Panji is a colonel, very well trained, there they teach discipline.

How can he advocate bloodshed…we know he is broke, that is why he is attacking us, we are not responsible for his suffering, the economy is booming, let him just work hard…”

This is the language of George Kunda, the Vice-President of the Republic of Zambia and our country’s Minister of Justice, a man who is also aspiring to be the vice-president of the ruling MMD at the party’s forthcoming national convention.

It is said that a person’s talk shows his faults; it is like a sieve that separates out the rubbish.

The way you think shows your character just as surely as a kiln shows any flaws in the pottery being fired.

It is said that you can tell how well a tree has been cared for by the fruit it bears, and you can tell a person’s feelings by the way he expresses himself.

Never praise anyone before you hear them talk; that is the real test.

And the Bible states explicitly that what a fool lacks is knowledge while a stupid man lacks understanding.

By implication, therefore, what a man who speaks before he thinks suffers from is stupidity.

There is no reason anybody can offer to justify the use of foul language on another person.

Provided records:

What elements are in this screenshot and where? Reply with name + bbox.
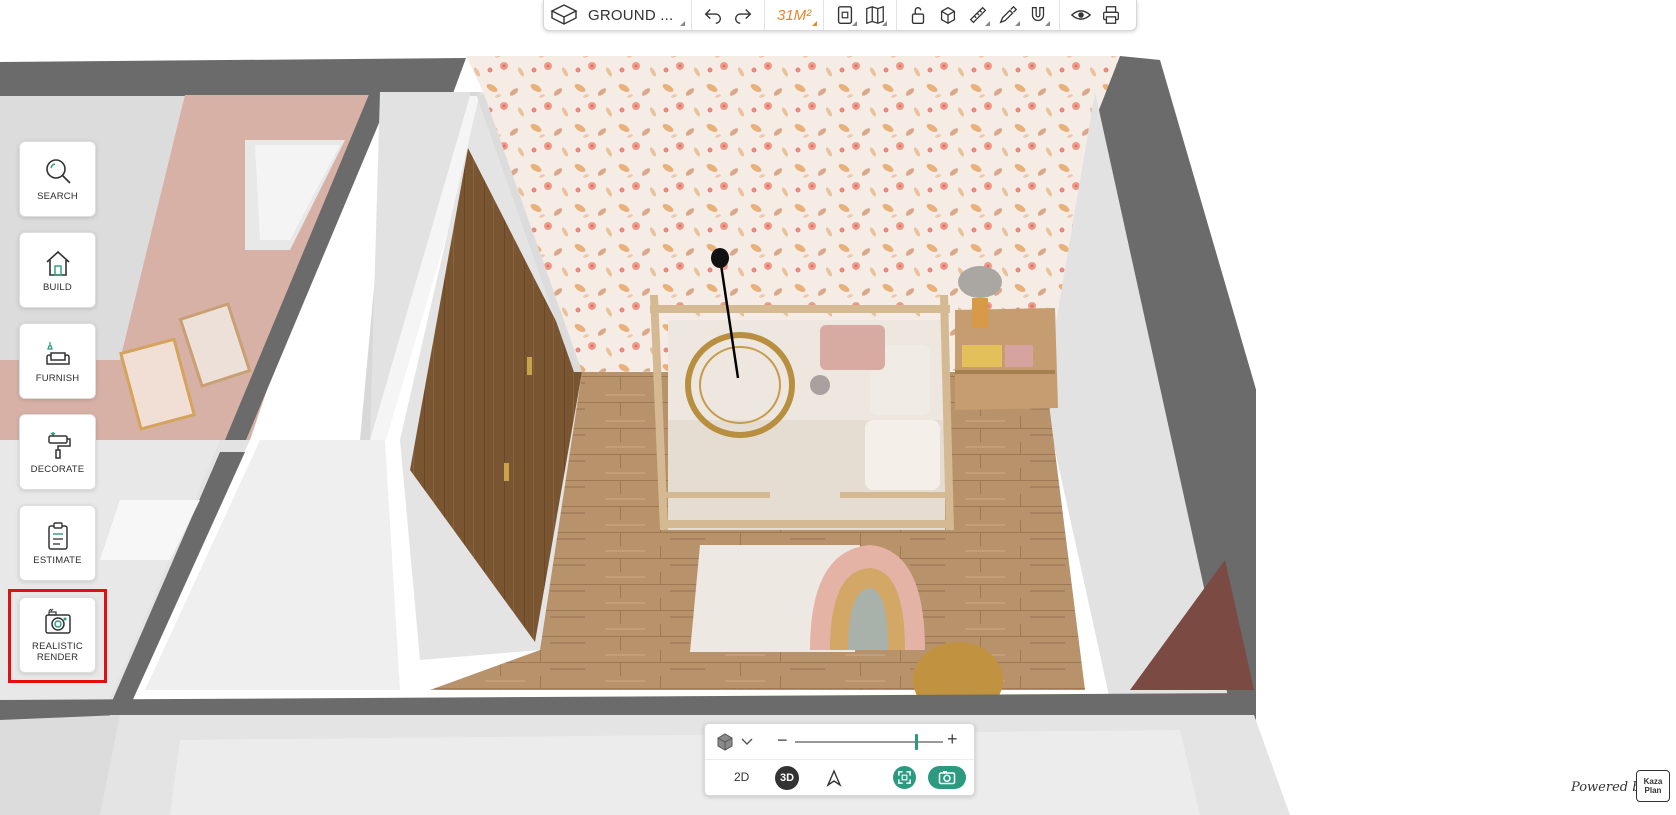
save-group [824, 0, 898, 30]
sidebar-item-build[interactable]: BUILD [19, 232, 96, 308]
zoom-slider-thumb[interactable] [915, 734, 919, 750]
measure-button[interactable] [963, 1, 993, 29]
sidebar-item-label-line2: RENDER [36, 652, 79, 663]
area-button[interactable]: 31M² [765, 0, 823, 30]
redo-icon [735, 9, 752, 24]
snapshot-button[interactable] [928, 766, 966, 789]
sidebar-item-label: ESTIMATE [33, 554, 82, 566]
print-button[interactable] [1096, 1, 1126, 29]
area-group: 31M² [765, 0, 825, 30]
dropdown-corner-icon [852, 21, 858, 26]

Prompt 1: Based on the passage about George Kunda, decide whether each statement agrees with it: (a) George Kunda is Zambia's Minister of Justice; (b) Panji is described as a general; (c) a kiln is said to show flaws in pottery being fired. For each, give yes or no and quote the words from the passage that decide it.
Prompt 2: Print the lines of the rows from the line with "save-group [824, 0, 898, 30]" up to and including the line with "area-group: 31M² [765, 0, 825, 30]", reproducing each one exactly.

Full response 1:
(a) Yes: "our country’s Minister of Justice"
(b) No: "Panji is a colonel"
(c) Yes: "a kiln shows any flaws in the pottery being fired"

Full response 2:
save-group [824, 0, 898, 30]
sidebar-item-build[interactable]: BUILD [19, 232, 96, 308]
zoom-slider-thumb[interactable] [915, 734, 919, 750]
measure-button[interactable] [963, 1, 993, 29]
sidebar-item-label-line2: RENDER [36, 652, 79, 663]
area-button[interactable]: 31M² [765, 0, 823, 30]
redo-icon [735, 9, 752, 24]
snapshot-button[interactable] [928, 766, 966, 789]
sidebar-item-label: ESTIMATE [33, 554, 82, 566]
print-button[interactable] [1096, 1, 1126, 29]
area-group: 31M² [765, 0, 825, 30]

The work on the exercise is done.